_TASK REQUIREMENTS_
The entries below are to be repeated exactly as they stand.

_GIVEN DATA_
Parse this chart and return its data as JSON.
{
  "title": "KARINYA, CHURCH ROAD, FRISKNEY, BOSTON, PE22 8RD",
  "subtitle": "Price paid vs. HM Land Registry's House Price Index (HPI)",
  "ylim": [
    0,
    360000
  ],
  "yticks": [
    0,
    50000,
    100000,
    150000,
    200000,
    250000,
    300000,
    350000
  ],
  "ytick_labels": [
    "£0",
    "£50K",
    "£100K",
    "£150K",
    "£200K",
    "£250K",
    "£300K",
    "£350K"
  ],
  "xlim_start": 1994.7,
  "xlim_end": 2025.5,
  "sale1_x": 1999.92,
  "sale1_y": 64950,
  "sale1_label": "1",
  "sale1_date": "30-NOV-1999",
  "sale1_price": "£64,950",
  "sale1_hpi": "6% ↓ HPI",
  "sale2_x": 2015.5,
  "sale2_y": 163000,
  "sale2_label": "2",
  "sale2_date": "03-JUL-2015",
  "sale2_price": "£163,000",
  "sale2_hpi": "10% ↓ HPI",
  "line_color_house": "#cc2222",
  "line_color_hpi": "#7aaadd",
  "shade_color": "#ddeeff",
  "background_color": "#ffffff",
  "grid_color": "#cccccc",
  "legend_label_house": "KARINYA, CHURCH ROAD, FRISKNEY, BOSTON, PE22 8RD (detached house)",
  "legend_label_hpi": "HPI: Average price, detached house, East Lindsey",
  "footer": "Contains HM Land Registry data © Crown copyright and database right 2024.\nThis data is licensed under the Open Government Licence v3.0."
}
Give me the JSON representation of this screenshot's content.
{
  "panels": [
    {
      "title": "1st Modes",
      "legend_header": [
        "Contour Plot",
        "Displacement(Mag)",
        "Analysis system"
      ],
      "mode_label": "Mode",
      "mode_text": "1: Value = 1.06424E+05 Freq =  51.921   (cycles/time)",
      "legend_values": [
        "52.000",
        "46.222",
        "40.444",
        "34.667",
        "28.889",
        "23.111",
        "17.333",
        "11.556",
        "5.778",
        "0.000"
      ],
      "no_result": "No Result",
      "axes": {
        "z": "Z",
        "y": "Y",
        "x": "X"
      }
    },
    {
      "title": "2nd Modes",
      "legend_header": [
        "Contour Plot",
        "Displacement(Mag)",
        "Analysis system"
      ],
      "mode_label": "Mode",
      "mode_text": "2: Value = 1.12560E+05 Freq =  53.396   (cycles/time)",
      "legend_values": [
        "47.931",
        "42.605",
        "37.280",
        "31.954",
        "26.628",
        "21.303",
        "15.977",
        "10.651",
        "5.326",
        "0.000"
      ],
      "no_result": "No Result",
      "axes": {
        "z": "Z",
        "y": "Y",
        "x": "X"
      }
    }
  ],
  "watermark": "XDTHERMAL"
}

_TASK RESPONSE_
Parse this chart and return its data as JSON.
{
  "title": "KARINYA, CHURCH ROAD, FRISKNEY, BOSTON, PE22 8RD",
  "subtitle": "Price paid vs. HM Land Registry's House Price Index (HPI)",
  "ylim": [
    0,
    360000
  ],
  "yticks": [
    0,
    50000,
    100000,
    150000,
    200000,
    250000,
    300000,
    350000
  ],
  "ytick_labels": [
    "£0",
    "£50K",
    "£100K",
    "£150K",
    "£200K",
    "£250K",
    "£300K",
    "£350K"
  ],
  "xlim_start": 1994.7,
  "xlim_end": 2025.5,
  "sale1_x": 1999.92,
  "sale1_y": 64950,
  "sale1_label": "1",
  "sale1_date": "30-NOV-1999",
  "sale1_price": "£64,950",
  "sale1_hpi": "6% ↓ HPI",
  "sale2_x": 2015.5,
  "sale2_y": 163000,
  "sale2_label": "2",
  "sale2_date": "03-JUL-2015",
  "sale2_price": "£163,000",
  "sale2_hpi": "10% ↓ HPI",
  "line_color_house": "#cc2222",
  "line_color_hpi": "#7aaadd",
  "shade_color": "#ddeeff",
  "background_color": "#ffffff",
  "grid_color": "#cccccc",
  "legend_label_house": "KARINYA, CHURCH ROAD, FRISKNEY, BOSTON, PE22 8RD (detached house)",
  "legend_label_hpi": "HPI: Average price, detached house, East Lindsey",
  "footer": "Contains HM Land Registry data © Crown copyright and database right 2024.\nThis data is licensed under the Open Government Licence v3.0."
}
Give me the JSON representation of this screenshot's content.
{
  "panels": [
    {
      "title": "1st Modes",
      "legend_header": [
        "Contour Plot",
        "Displacement(Mag)",
        "Analysis system"
      ],
      "mode_label": "Mode",
      "mode_text": "1: Value = 1.06424E+05 Freq =  51.921   (cycles/time)",
      "legend_values": [
        "52.000",
        "46.222",
        "40.444",
        "34.667",
        "28.889",
        "23.111",
        "17.333",
        "11.556",
        "5.778",
        "0.000"
      ],
      "no_result": "No Result",
      "axes": {
        "z": "Z",
        "y": "Y",
        "x": "X"
      }
    },
    {
      "title": "2nd Modes",
      "legend_header": [
        "Contour Plot",
        "Displacement(Mag)",
        "Analysis system"
      ],
      "mode_label": "Mode",
      "mode_text": "2: Value = 1.12560E+05 Freq =  53.396   (cycles/time)",
      "legend_values": [
        "47.931",
        "42.605",
        "37.280",
        "31.954",
        "26.628",
        "21.303",
        "15.977",
        "10.651",
        "5.326",
        "0.000"
      ],
      "no_result": "No Result",
      "axes": {
        "z": "Z",
        "y": "Y",
        "x": "X"
      }
    }
  ],
  "watermark": "XDTHERMAL"
}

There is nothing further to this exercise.